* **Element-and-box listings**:

━━━━━━

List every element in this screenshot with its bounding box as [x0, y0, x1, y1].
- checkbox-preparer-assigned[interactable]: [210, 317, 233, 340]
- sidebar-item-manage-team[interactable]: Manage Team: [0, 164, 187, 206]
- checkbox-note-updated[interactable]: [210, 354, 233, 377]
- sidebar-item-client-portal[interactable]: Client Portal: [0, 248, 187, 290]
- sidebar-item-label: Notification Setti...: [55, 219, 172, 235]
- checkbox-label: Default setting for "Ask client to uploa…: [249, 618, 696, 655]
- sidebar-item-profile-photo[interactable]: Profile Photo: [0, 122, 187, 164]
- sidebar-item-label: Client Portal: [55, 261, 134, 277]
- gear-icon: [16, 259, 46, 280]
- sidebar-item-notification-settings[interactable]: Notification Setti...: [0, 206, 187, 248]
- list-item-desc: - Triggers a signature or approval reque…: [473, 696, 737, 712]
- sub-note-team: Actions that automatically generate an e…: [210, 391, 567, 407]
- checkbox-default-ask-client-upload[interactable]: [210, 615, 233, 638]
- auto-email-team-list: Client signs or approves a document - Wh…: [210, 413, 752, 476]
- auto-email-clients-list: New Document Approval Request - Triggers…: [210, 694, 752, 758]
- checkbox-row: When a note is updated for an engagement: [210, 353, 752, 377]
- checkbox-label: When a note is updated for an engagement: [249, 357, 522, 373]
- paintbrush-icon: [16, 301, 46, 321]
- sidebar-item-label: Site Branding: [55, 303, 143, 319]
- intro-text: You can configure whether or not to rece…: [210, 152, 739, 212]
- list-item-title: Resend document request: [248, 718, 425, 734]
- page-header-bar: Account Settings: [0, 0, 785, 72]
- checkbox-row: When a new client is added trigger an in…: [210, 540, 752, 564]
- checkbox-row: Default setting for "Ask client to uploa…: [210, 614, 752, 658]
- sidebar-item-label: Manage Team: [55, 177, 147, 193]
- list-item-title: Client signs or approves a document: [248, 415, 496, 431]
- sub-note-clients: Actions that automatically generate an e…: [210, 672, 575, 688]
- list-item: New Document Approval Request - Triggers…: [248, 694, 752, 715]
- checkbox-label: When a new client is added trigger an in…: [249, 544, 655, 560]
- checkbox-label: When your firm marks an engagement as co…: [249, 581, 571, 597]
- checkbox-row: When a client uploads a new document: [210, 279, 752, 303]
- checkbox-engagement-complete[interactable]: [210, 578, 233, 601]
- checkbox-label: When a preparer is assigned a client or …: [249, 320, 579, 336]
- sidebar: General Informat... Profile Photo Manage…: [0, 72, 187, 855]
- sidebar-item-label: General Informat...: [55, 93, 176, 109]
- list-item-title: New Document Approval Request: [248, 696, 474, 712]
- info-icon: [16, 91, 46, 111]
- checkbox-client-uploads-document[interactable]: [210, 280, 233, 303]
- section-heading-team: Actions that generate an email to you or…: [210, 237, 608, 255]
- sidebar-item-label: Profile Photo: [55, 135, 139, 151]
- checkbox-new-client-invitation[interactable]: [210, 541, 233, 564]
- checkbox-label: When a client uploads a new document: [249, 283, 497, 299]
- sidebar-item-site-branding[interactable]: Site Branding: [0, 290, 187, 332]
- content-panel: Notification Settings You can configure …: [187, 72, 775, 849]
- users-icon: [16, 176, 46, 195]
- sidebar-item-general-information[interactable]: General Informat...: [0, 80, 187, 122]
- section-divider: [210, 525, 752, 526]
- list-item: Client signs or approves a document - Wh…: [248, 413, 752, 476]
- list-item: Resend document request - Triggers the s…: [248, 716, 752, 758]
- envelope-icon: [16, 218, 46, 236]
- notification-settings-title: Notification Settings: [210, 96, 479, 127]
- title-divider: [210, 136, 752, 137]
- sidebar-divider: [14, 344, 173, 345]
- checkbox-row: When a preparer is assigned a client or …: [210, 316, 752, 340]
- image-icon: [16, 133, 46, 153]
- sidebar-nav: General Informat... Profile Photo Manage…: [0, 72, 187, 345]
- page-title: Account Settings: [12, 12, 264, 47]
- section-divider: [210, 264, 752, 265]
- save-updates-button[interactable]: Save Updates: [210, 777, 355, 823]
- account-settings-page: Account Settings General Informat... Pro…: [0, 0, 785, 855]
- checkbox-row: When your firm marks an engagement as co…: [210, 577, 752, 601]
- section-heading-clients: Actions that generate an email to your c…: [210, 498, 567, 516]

━━━━━━

* **Set exercise**: Pick out and copy every line of the entries above that contains the string "When". Case counts, so only matches with the same capitalization qualify.

* **Exercise output**:
- checkbox-row: When a note is updated for an engagement: [210, 353, 752, 377]
- checkbox-label: When a note is updated for an engagement: [249, 357, 522, 373]
- checkbox-row: When a new client is added trigger an in…: [210, 540, 752, 564]
- checkbox-label: When a new client is added trigger an in…: [249, 544, 655, 560]
- checkbox-label: When your firm marks an engagement as co…: [249, 581, 571, 597]
- checkbox-row: When a client uploads a new document: [210, 279, 752, 303]
- checkbox-label: When a preparer is assigned a client or …: [249, 320, 579, 336]
- checkbox-label: When a client uploads a new document: [249, 283, 497, 299]
- checkbox-row: When a preparer is assigned a client or …: [210, 316, 752, 340]
- checkbox-row: When your firm marks an engagement as co…: [210, 577, 752, 601]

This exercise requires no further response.